Stored data -
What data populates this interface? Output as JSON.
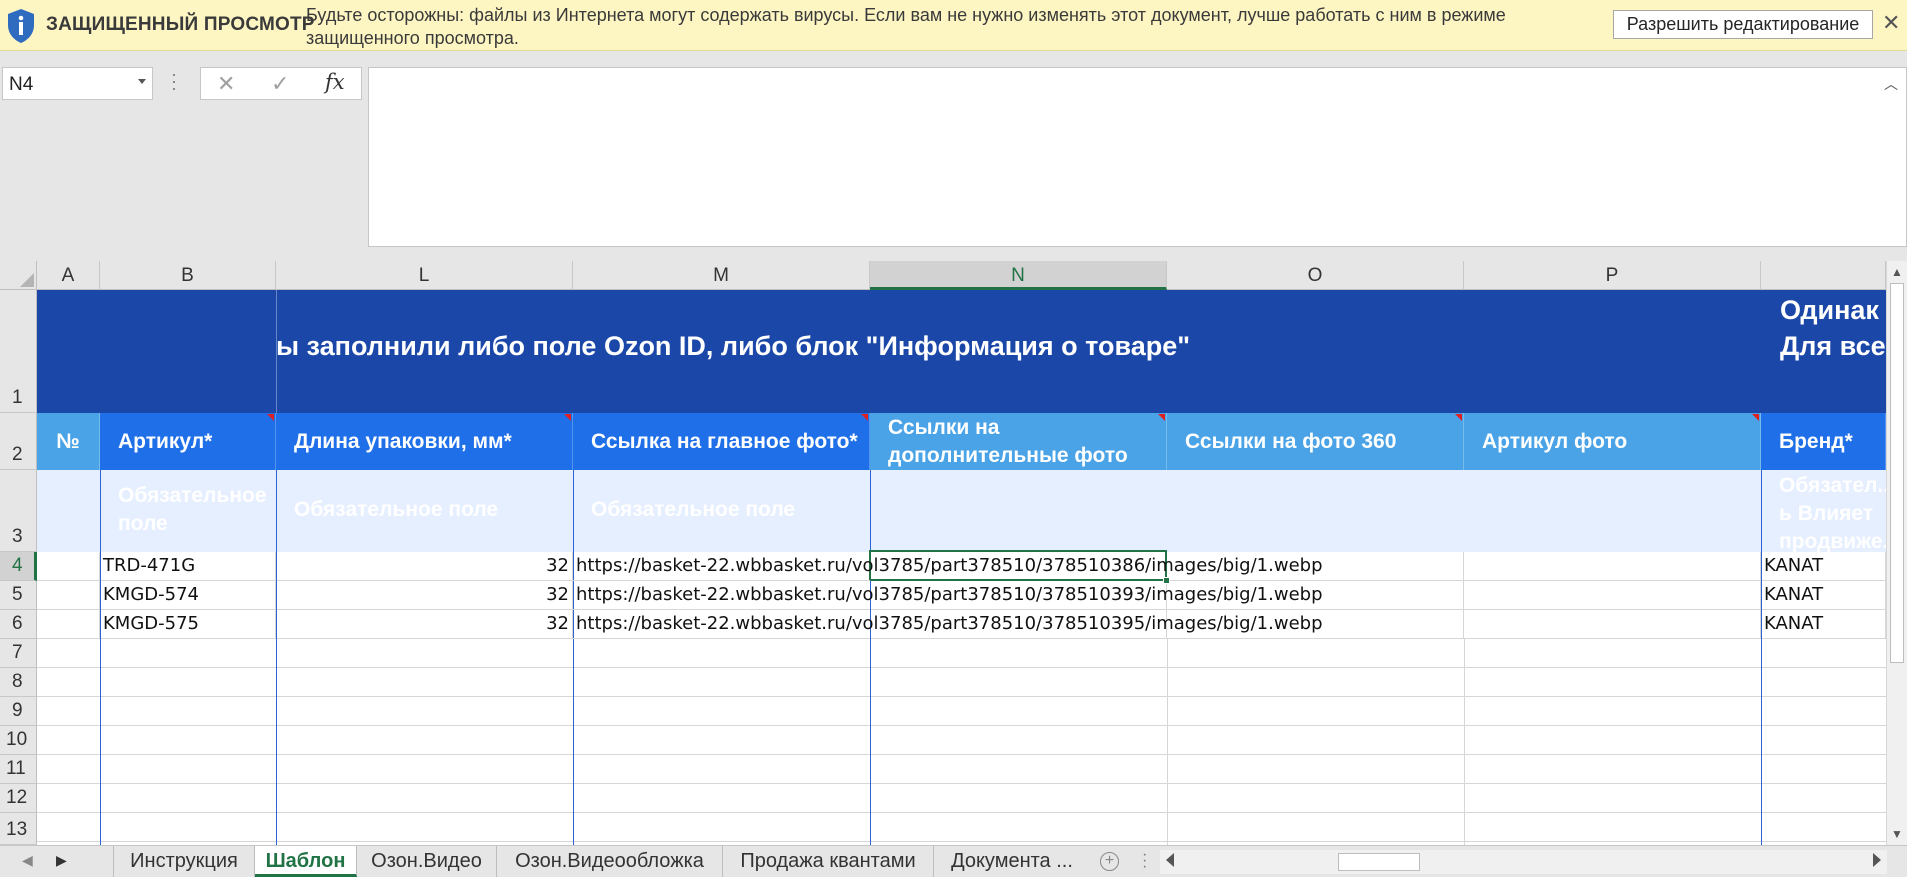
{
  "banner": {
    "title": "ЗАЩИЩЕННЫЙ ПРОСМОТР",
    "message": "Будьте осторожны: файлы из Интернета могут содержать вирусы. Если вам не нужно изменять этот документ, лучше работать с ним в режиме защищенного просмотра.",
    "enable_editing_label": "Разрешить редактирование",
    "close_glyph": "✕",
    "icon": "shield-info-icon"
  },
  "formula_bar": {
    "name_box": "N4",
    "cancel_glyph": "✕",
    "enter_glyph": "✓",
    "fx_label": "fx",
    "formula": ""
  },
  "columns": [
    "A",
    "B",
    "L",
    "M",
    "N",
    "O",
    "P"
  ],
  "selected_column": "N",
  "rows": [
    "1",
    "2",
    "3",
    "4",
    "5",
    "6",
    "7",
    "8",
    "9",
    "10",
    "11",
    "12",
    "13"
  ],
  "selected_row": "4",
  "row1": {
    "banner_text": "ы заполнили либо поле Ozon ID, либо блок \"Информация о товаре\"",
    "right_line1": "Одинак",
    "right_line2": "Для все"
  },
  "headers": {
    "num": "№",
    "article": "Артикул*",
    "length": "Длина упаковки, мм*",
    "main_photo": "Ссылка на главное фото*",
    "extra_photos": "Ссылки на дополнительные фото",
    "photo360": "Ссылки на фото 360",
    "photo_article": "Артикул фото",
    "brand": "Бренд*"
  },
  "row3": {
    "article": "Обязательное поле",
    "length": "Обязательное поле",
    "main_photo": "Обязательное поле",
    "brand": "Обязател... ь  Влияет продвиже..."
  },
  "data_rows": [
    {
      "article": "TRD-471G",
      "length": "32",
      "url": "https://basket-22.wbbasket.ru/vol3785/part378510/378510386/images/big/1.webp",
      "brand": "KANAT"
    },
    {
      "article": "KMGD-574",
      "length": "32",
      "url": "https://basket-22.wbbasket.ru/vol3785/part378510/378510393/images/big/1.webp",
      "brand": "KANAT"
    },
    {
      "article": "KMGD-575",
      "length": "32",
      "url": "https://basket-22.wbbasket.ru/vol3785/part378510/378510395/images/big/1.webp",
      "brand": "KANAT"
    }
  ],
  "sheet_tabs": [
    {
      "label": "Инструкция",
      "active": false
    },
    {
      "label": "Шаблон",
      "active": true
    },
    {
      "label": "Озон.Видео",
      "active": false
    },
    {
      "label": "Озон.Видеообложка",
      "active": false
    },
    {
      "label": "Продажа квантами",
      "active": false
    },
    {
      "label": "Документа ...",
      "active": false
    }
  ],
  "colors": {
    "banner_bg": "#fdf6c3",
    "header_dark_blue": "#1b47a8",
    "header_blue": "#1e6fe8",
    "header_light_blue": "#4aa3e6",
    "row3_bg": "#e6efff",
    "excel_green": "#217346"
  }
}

EXERCISE PROMPT - In your copy, leave out the pictures and reproduce the material above exactly.

TASK OUTPUT -
What data populates this interface? Output as JSON.
{
  "banner": {
    "title": "ЗАЩИЩЕННЫЙ ПРОСМОТР",
    "message": "Будьте осторожны: файлы из Интернета могут содержать вирусы. Если вам не нужно изменять этот документ, лучше работать с ним в режиме защищенного просмотра.",
    "enable_editing_label": "Разрешить редактирование",
    "close_glyph": "✕",
    "icon": "shield-info-icon"
  },
  "formula_bar": {
    "name_box": "N4",
    "cancel_glyph": "✕",
    "enter_glyph": "✓",
    "fx_label": "fx",
    "formula": ""
  },
  "columns": [
    "A",
    "B",
    "L",
    "M",
    "N",
    "O",
    "P"
  ],
  "selected_column": "N",
  "rows": [
    "1",
    "2",
    "3",
    "4",
    "5",
    "6",
    "7",
    "8",
    "9",
    "10",
    "11",
    "12",
    "13"
  ],
  "selected_row": "4",
  "row1": {
    "banner_text": "ы заполнили либо поле Ozon ID, либо блок \"Информация о товаре\"",
    "right_line1": "Одинак",
    "right_line2": "Для все"
  },
  "headers": {
    "num": "№",
    "article": "Артикул*",
    "length": "Длина упаковки, мм*",
    "main_photo": "Ссылка на главное фото*",
    "extra_photos": "Ссылки на дополнительные фото",
    "photo360": "Ссылки на фото 360",
    "photo_article": "Артикул фото",
    "brand": "Бренд*"
  },
  "row3": {
    "article": "Обязательное поле",
    "length": "Обязательное поле",
    "main_photo": "Обязательное поле",
    "brand": "Обязател... ь  Влияет продвиже..."
  },
  "data_rows": [
    {
      "article": "TRD-471G",
      "length": "32",
      "url": "https://basket-22.wbbasket.ru/vol3785/part378510/378510386/images/big/1.webp",
      "brand": "KANAT"
    },
    {
      "article": "KMGD-574",
      "length": "32",
      "url": "https://basket-22.wbbasket.ru/vol3785/part378510/378510393/images/big/1.webp",
      "brand": "KANAT"
    },
    {
      "article": "KMGD-575",
      "length": "32",
      "url": "https://basket-22.wbbasket.ru/vol3785/part378510/378510395/images/big/1.webp",
      "brand": "KANAT"
    }
  ],
  "sheet_tabs": [
    {
      "label": "Инструкция",
      "active": false
    },
    {
      "label": "Шаблон",
      "active": true
    },
    {
      "label": "Озон.Видео",
      "active": false
    },
    {
      "label": "Озон.Видеообложка",
      "active": false
    },
    {
      "label": "Продажа квантами",
      "active": false
    },
    {
      "label": "Документа ...",
      "active": false
    }
  ],
  "colors": {
    "banner_bg": "#fdf6c3",
    "header_dark_blue": "#1b47a8",
    "header_blue": "#1e6fe8",
    "header_light_blue": "#4aa3e6",
    "row3_bg": "#e6efff",
    "excel_green": "#217346"
  }
}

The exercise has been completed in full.